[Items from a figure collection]
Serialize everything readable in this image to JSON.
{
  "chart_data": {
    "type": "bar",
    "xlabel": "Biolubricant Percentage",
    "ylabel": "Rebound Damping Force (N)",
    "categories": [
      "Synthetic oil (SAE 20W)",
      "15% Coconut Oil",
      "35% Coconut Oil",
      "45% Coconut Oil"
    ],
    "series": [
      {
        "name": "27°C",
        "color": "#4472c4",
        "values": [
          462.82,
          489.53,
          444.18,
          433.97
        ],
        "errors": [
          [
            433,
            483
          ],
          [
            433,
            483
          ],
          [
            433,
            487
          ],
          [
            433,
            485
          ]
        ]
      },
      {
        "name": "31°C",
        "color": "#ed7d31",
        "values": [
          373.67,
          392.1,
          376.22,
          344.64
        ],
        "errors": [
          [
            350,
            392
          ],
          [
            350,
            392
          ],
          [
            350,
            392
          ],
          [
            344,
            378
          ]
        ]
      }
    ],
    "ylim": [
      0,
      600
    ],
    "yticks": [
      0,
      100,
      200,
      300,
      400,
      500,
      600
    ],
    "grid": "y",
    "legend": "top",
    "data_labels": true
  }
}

* * *

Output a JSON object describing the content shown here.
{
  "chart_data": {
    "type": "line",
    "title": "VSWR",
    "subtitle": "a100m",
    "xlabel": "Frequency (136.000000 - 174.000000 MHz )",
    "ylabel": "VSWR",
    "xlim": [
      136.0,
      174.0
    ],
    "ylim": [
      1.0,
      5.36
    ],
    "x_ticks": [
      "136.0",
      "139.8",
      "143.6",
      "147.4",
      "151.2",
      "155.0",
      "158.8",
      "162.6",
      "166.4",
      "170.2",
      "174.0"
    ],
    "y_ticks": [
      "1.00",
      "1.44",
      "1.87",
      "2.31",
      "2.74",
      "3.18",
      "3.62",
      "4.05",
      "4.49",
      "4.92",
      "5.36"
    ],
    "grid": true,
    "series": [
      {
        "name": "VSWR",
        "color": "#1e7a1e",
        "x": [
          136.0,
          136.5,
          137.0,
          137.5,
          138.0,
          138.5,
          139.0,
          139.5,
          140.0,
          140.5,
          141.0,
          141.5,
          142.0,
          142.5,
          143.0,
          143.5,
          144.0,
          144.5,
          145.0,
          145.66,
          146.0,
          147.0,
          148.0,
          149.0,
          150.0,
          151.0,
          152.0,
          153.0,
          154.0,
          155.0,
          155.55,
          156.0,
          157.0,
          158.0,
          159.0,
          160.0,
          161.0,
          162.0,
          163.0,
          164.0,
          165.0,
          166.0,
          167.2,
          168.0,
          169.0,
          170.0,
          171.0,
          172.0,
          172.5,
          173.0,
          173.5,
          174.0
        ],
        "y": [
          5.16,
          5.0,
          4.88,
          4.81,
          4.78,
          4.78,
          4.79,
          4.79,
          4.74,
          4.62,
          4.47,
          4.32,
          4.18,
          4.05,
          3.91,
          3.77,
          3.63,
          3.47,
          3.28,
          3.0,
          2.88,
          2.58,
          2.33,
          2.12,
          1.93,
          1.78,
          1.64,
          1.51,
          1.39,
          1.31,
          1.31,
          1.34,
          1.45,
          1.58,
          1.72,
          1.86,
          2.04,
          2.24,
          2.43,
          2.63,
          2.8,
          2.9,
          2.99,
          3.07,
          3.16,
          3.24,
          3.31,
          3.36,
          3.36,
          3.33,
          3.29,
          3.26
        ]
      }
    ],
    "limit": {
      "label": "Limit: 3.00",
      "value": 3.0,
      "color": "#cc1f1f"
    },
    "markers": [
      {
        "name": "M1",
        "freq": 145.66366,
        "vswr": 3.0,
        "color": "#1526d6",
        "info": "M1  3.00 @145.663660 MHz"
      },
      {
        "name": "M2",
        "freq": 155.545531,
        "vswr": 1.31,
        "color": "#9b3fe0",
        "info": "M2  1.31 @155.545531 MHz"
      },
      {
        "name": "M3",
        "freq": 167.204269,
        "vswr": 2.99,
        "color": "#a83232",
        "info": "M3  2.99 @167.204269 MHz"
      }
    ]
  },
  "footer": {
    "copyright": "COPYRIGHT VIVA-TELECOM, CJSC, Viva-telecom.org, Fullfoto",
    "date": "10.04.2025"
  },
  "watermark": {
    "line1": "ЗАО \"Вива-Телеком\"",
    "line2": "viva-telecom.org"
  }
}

**Work to be completed**
Copy each line holding the word "color" from the listing above.

**Reply**
        "color": "#4472c4",
        "color": "#ed7d31",
        "color": "#1e7a1e",
      "color": "#cc1f1f"
        "color": "#1526d6",
        "color": "#9b3fe0",
        "color": "#a83232",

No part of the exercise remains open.